YOUR OBJECTIVE ▸
Pull out each line of the data below that contains the string "Notes", matching case exactly.

[Extracted data entries]
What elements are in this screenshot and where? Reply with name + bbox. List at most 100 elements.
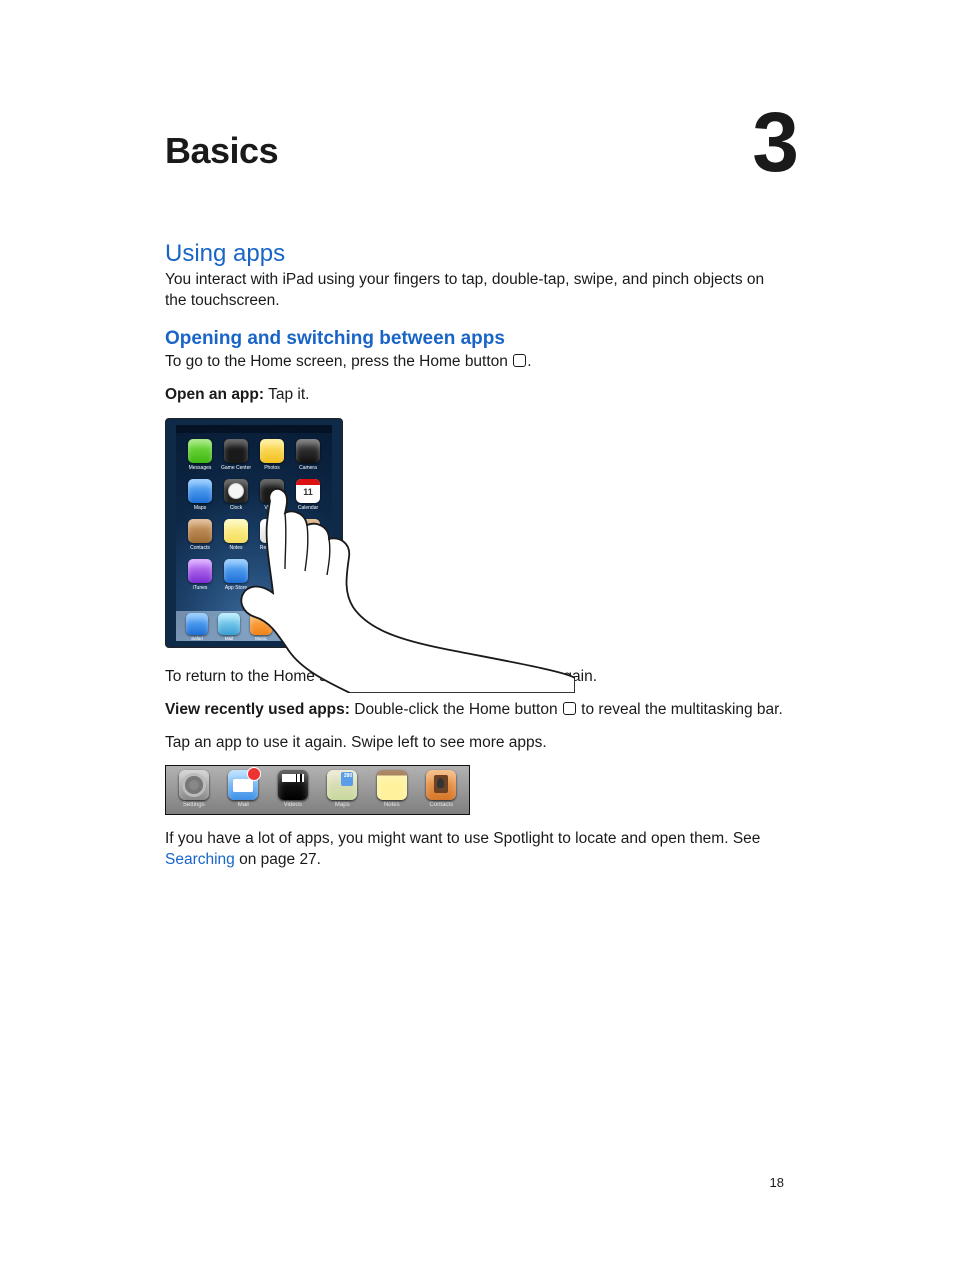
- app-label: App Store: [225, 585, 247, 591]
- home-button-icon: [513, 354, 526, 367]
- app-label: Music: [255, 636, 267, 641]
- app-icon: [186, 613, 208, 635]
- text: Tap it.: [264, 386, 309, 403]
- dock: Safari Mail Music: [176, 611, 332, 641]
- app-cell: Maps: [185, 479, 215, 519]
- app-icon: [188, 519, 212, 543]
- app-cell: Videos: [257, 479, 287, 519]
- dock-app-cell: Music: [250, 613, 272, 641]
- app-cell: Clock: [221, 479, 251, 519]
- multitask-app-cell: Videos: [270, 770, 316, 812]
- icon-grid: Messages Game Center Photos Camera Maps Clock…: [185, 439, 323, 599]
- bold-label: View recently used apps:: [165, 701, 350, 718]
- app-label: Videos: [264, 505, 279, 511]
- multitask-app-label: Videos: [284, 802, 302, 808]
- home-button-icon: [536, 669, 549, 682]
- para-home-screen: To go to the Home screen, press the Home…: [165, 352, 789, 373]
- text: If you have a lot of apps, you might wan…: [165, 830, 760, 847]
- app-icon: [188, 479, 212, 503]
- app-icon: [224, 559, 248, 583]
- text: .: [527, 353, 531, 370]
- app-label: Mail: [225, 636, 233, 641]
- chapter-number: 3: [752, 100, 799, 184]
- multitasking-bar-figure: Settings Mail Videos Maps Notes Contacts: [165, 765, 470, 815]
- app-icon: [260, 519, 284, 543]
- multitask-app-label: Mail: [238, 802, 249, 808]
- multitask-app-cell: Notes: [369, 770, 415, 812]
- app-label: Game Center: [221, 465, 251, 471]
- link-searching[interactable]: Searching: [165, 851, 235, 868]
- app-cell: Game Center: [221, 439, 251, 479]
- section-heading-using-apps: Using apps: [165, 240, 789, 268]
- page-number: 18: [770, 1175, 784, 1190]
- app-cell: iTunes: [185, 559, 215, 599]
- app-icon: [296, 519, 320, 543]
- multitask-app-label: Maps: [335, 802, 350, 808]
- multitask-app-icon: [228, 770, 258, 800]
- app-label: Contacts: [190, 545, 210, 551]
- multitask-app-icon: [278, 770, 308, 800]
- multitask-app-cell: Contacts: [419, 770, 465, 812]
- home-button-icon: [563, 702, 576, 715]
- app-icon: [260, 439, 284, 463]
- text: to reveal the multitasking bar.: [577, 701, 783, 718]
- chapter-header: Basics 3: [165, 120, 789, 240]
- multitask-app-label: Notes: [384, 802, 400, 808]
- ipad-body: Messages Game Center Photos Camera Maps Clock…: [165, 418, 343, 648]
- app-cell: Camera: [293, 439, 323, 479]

THE ANSWER ▸
- multitasking-bar-figure: Settings Mail Videos Maps Notes Contacts: [165, 765, 470, 815]
- multitask-app-cell: Notes: [369, 770, 415, 812]
- multitask-app-label: Notes: [384, 802, 400, 808]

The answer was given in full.